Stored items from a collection
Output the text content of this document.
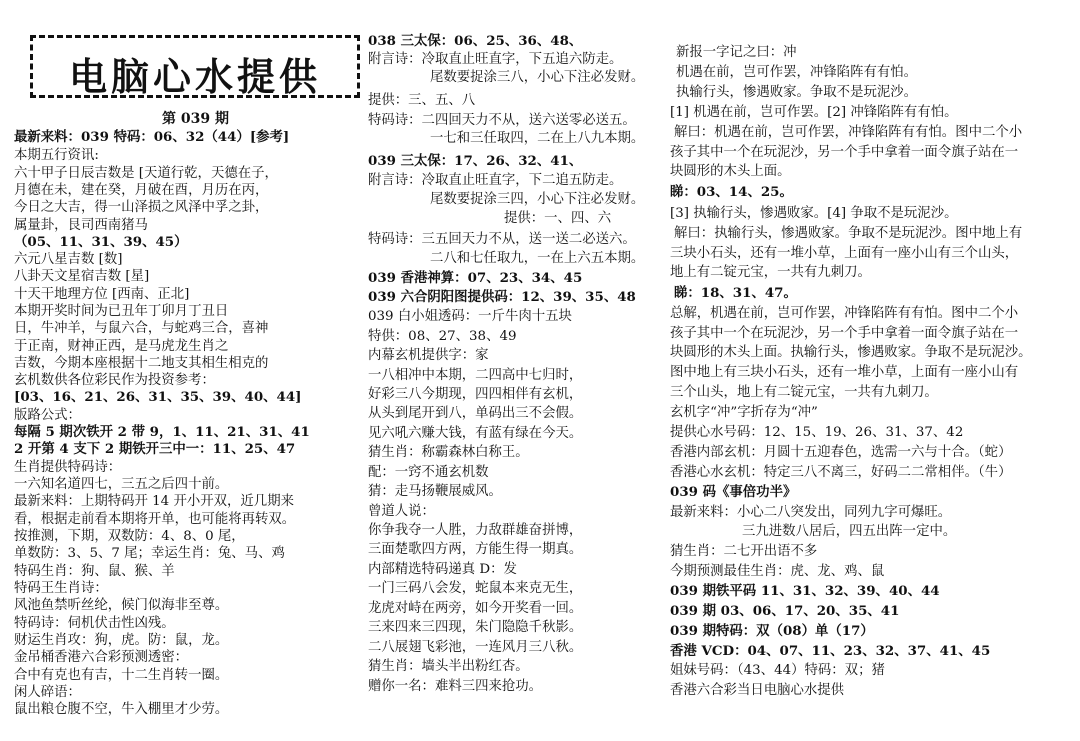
电脑心水提供
第 039 期
最新来料：039 特码：06、32（44）[参考]
本期五行资讯:
六十甲子日辰吉数是 [天道行乾，天德在子，
月德在未，建在癸，月破在酉，月历在丙，
今日之大吉，得一山泽损之风泽中孚之卦，
属量卦，艮司西南猪马
（05、11、31、39、45）
六元八星吉数 [数]
八卦天文星宿吉数 [星]
十天干地理方位 [西南、正北]
本期开奖时间为已丑年丁卯月丁丑日
日，牛冲羊，与鼠六合，与蛇鸡三合，喜神
于正南，财神正西，是马虎龙生肖之
吉数，今期本座根据十二地支其相生相克的
玄机数供各位彩民作为投资参考：
[03、16、21、26、31、35、39、40、44]
版路公式：
每隔 5 期次铁开 2 带 9，1、11、21、31、41
2 开第 4 支下 2 期铁开三中一：11、25、47
生肖提供特码诗：
一六知名道四七，三五之后四十前。
最新来料：上期特码开 14 开小开双，近几期来
看，根据走前看本期将开单，也可能将再转双。
按推测，下期，双数防：4、8、0 尾，
单数防：3、5、7 尾；幸运生肖：兔、马、鸡
特码生肖：狗、鼠、猴、羊
特码王生肖诗：
风池鱼禁听丝纶，候门似海非至尊。
特码诗：伺机伏击性凶残。
财运生肖攻：狗，虎。防：鼠，龙。
金吊桶香港六合彩预测透密：
合中有克也有吉，十二生肖转一圈。
闲人碎语：
鼠出粮仓腹不空，牛入棚里才少劳。
038 三太保：06、25、36、48、
附言诗：冷取直止旺直字，下五追六防走。
尾数要捉涂三八，小心下注必发财。
提供：三、五、八
特码诗：二四回天力不从，送六送零必送五。
一七和三任取四，二在上八九本期。
039 三太保：17、26、32、41、
附言诗：冷取直止旺直字，下二追五防走。
尾数要捉涂三四，小心下注必发财。
提供：一、四、六
特码诗：三五回天力不从，送一送二必送六。
二八和七任取九，一在上六五本期。
039 香港神算：07、23、34、45
039 六合阴阳图提供码：12、39、35、48
039 白小姐透码：一斤牛肉十五块
特供：08、27、38、49
内幕玄机提供字：家
一八相冲中本期，二四高中七归时，
好彩三八今期现，四四相伴有玄机，
从头到尾开到八，单码出三不会假。
见六吼六赚大钱，有蓝有绿在今天。
猜生肖：称霸森林白称王。
配：一窍不通玄机数
猜：走马扬鞭展威风。
曾道人说：
你争我夺一人胜，力敌群雄奋拼博，
三面楚歌四方两，方能生得一期真。
内部精选特码递真 D：发
一门三码八会发，蛇鼠本来克无生，
龙虎对峙在两旁，如今开奖看一回。
三来四来三四现，朱门隐隐千秋影。
二八展翅飞彩池，一连风月三八秋。
猜生肖：墙头半出粉红杏。
赠你一名：难料三四来抢功。
新报一字记之曰：冲
机遇在前，岂可作罢，冲锋陷阵有有怕。
执输行头，惨遇败家。争取不是玩泥沙。
[1] 机遇在前，岂可作罢。[2] 冲锋陷阵有有怕。
解曰：机遇在前，岂可作罢，冲锋陷阵有有怕。图中二个小
孩子其中一个在玩泥沙，另一个手中拿着一面令旗子站在一
块圆形的木头上面。
睇：03、14、25。
[3] 执输行头，惨遇败家。[4] 争取不是玩泥沙。
解曰：执输行头，惨遇败家。争取不是玩泥沙。图中地上有
三块小石头，还有一堆小草，上面有一座小山有三个山头，
地上有二锭元宝，一共有九刺刀。
睇：18、31、47。
总解，机遇在前，岂可作罢，冲锋陷阵有有怕。图中二个小
孩子其中一个在玩泥沙，另一个手中拿着一面令旗子站在一
块圆形的木头上面。执输行头，惨遇败家。争取不是玩泥沙。
图中地上有三块小石头，还有一堆小草，上面有一座小山有
三个山头，地上有二锭元宝，一共有九刺刀。
玄机字“冲”字折存为“冲”
提供心水号码：12、15、19、26、31、37、42
香港内部玄机：月圆十五迎春色，选需一六与十合。（蛇）
香港心水玄机：特定三八不离三，好码二二常相伴。（牛）
039 码《事倍功半》
最新来料：小心二八突发出，同列九字可爆旺。
三九进数八居后，四五出阵一定中。
猜生肖：二七开出语不多
今期预测最佳生肖：虎、龙、鸡、鼠
039 期铁平码 11、31、32、39、40、44
039 期 03、06、17、20、35、41
039 期特码：双（08）单（17）
香港 VCD：04、07、11、23、32、37、41、45
姐妹号码：（43、44）特码：双；猪
香港六合彩当日电脑心水提供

**What to do:** Transcribe every record above exactly as written, leaving out any pictures.

**Finished answer:**
Output the text content of this document.
电脑心水提供
第 039 期
最新来料：039 特码：06、32（44）[参考]
本期五行资讯:
六十甲子日辰吉数是 [天道行乾，天德在子，
月德在未，建在癸，月破在酉，月历在丙，
今日之大吉，得一山泽损之风泽中孚之卦，
属量卦，艮司西南猪马
（05、11、31、39、45）
六元八星吉数 [数]
八卦天文星宿吉数 [星]
十天干地理方位 [西南、正北]
本期开奖时间为已丑年丁卯月丁丑日
日，牛冲羊，与鼠六合，与蛇鸡三合，喜神
于正南，财神正西，是马虎龙生肖之
吉数，今期本座根据十二地支其相生相克的
玄机数供各位彩民作为投资参考：
[03、16、21、26、31、35、39、40、44]
版路公式：
每隔 5 期次铁开 2 带 9，1、11、21、31、41
2 开第 4 支下 2 期铁开三中一：11、25、47
生肖提供特码诗：
一六知名道四七，三五之后四十前。
最新来料：上期特码开 14 开小开双，近几期来
看，根据走前看本期将开单，也可能将再转双。
按推测，下期，双数防：4、8、0 尾，
单数防：3、5、7 尾；幸运生肖：兔、马、鸡
特码生肖：狗、鼠、猴、羊
特码王生肖诗：
风池鱼禁听丝纶，候门似海非至尊。
特码诗：伺机伏击性凶残。
财运生肖攻：狗，虎。防：鼠，龙。
金吊桶香港六合彩预测透密：
合中有克也有吉，十二生肖转一圈。
闲人碎语：
鼠出粮仓腹不空，牛入棚里才少劳。
038 三太保：06、25、36、48、
附言诗：冷取直止旺直字，下五追六防走。
尾数要捉涂三八，小心下注必发财。
提供：三、五、八
特码诗：二四回天力不从，送六送零必送五。
一七和三任取四，二在上八九本期。
039 三太保：17、26、32、41、
附言诗：冷取直止旺直字，下二追五防走。
尾数要捉涂三四，小心下注必发财。
提供：一、四、六
特码诗：三五回天力不从，送一送二必送六。
二八和七任取九，一在上六五本期。
039 香港神算：07、23、34、45
039 六合阴阳图提供码：12、39、35、48
039 白小姐透码：一斤牛肉十五块
特供：08、27、38、49
内幕玄机提供字：家
一八相冲中本期，二四高中七归时，
好彩三八今期现，四四相伴有玄机，
从头到尾开到八，单码出三不会假。
见六吼六赚大钱，有蓝有绿在今天。
猜生肖：称霸森林白称王。
配：一窍不通玄机数
猜：走马扬鞭展威风。
曾道人说：
你争我夺一人胜，力敌群雄奋拼博，
三面楚歌四方两，方能生得一期真。
内部精选特码递真 D：发
一门三码八会发，蛇鼠本来克无生，
龙虎对峙在两旁，如今开奖看一回。
三来四来三四现，朱门隐隐千秋影。
二八展翅飞彩池，一连风月三八秋。
猜生肖：墙头半出粉红杏。
赠你一名：难料三四来抢功。
新报一字记之曰：冲
机遇在前，岂可作罢，冲锋陷阵有有怕。
执输行头，惨遇败家。争取不是玩泥沙。
[1] 机遇在前，岂可作罢。[2] 冲锋陷阵有有怕。
解曰：机遇在前，岂可作罢，冲锋陷阵有有怕。图中二个小
孩子其中一个在玩泥沙，另一个手中拿着一面令旗子站在一
块圆形的木头上面。
睇：03、14、25。
[3] 执输行头，惨遇败家。[4] 争取不是玩泥沙。
解曰：执输行头，惨遇败家。争取不是玩泥沙。图中地上有
三块小石头，还有一堆小草，上面有一座小山有三个山头，
地上有二锭元宝，一共有九刺刀。
睇：18、31、47。
总解，机遇在前，岂可作罢，冲锋陷阵有有怕。图中二个小
孩子其中一个在玩泥沙，另一个手中拿着一面令旗子站在一
块圆形的木头上面。执输行头，惨遇败家。争取不是玩泥沙。
图中地上有三块小石头，还有一堆小草，上面有一座小山有
三个山头，地上有二锭元宝，一共有九刺刀。
玄机字“冲”字折存为“冲”
提供心水号码：12、15、19、26、31、37、42
香港内部玄机：月圆十五迎春色，选需一六与十合。（蛇）
香港心水玄机：特定三八不离三，好码二二常相伴。（牛）
039 码《事倍功半》
最新来料：小心二八突发出，同列九字可爆旺。
三九进数八居后，四五出阵一定中。
猜生肖：二七开出语不多
今期预测最佳生肖：虎、龙、鸡、鼠
039 期铁平码 11、31、32、39、40、44
039 期 03、06、17、20、35、41
039 期特码：双（08）单（17）
香港 VCD：04、07、11、23、32、37、41、45
姐妹号码：（43、44）特码：双；猪
香港六合彩当日电脑心水提供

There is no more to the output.